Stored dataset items
+ + +
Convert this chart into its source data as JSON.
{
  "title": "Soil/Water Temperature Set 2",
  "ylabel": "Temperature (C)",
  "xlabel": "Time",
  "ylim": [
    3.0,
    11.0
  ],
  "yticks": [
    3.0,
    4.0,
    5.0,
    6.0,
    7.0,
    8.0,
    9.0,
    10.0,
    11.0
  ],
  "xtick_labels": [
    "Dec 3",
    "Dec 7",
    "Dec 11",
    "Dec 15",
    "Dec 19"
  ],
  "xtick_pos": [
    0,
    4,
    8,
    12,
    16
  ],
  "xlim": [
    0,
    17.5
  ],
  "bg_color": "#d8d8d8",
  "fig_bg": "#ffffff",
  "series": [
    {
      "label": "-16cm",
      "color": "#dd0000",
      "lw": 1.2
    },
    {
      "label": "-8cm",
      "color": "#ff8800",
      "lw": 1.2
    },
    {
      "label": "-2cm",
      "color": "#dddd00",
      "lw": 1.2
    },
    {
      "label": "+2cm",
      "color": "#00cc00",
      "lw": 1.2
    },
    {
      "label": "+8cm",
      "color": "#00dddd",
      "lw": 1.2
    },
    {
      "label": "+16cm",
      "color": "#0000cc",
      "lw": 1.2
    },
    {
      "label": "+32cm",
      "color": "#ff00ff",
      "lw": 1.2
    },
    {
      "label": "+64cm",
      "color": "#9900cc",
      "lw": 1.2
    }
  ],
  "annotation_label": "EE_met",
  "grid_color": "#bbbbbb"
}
+ + +
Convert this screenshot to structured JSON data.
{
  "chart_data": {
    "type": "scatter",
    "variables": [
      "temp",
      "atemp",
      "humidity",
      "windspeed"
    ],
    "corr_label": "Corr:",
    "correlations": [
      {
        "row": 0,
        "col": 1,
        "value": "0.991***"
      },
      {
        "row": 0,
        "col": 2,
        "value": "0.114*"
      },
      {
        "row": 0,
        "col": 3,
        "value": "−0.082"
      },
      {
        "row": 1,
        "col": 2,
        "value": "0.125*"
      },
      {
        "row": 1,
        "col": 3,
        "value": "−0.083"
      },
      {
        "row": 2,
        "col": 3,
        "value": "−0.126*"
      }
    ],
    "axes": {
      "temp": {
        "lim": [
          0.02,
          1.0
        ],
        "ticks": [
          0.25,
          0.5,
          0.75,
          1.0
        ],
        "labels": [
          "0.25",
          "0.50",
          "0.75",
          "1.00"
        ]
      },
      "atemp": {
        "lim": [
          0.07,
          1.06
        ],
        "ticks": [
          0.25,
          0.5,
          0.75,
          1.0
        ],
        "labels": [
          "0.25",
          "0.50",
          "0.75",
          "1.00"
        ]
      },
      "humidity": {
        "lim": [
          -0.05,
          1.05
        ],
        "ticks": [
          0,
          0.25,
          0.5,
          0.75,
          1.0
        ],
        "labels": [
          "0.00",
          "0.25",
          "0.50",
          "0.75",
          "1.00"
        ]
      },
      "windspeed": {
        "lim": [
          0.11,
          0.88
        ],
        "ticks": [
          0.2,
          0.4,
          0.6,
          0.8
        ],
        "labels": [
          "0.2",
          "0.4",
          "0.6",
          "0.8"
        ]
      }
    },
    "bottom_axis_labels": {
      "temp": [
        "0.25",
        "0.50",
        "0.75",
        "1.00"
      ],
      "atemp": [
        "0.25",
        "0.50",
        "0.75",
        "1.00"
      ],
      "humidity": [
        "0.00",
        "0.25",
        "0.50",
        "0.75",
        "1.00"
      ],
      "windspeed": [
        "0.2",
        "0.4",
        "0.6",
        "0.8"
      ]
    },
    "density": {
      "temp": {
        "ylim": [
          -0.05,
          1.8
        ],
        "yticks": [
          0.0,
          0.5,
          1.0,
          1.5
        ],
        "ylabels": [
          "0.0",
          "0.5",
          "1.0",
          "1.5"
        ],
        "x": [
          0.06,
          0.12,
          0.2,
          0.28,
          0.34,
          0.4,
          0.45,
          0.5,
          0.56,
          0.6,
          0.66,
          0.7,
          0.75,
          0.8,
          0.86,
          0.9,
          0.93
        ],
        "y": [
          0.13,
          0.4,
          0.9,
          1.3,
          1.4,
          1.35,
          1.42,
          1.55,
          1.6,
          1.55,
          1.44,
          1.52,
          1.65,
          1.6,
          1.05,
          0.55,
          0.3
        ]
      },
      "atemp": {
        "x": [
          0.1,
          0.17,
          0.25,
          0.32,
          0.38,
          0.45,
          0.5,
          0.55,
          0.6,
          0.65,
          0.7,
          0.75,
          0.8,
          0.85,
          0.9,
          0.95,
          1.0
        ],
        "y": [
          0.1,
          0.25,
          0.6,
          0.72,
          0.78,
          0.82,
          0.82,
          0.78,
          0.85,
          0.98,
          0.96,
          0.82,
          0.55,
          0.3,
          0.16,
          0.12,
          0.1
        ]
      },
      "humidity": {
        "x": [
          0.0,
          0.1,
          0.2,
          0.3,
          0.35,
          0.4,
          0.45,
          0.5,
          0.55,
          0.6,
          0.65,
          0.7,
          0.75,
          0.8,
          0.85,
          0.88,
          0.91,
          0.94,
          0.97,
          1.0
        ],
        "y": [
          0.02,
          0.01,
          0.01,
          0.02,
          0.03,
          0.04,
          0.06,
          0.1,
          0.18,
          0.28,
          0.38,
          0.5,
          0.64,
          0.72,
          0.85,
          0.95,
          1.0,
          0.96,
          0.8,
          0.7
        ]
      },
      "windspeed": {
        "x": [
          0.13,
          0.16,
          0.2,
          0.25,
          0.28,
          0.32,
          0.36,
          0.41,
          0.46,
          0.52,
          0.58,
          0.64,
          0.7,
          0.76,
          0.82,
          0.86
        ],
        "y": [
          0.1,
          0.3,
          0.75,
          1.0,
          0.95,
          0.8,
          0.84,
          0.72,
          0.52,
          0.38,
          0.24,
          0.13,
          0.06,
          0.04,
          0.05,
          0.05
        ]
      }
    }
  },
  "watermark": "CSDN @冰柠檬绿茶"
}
+ + +
> _THE REQUEST_: Extract all lines of the records above that include "JSON".

> _EXERCISE RESULT_:
Convert this chart into its source data as JSON.
Convert this screenshot to structured JSON data.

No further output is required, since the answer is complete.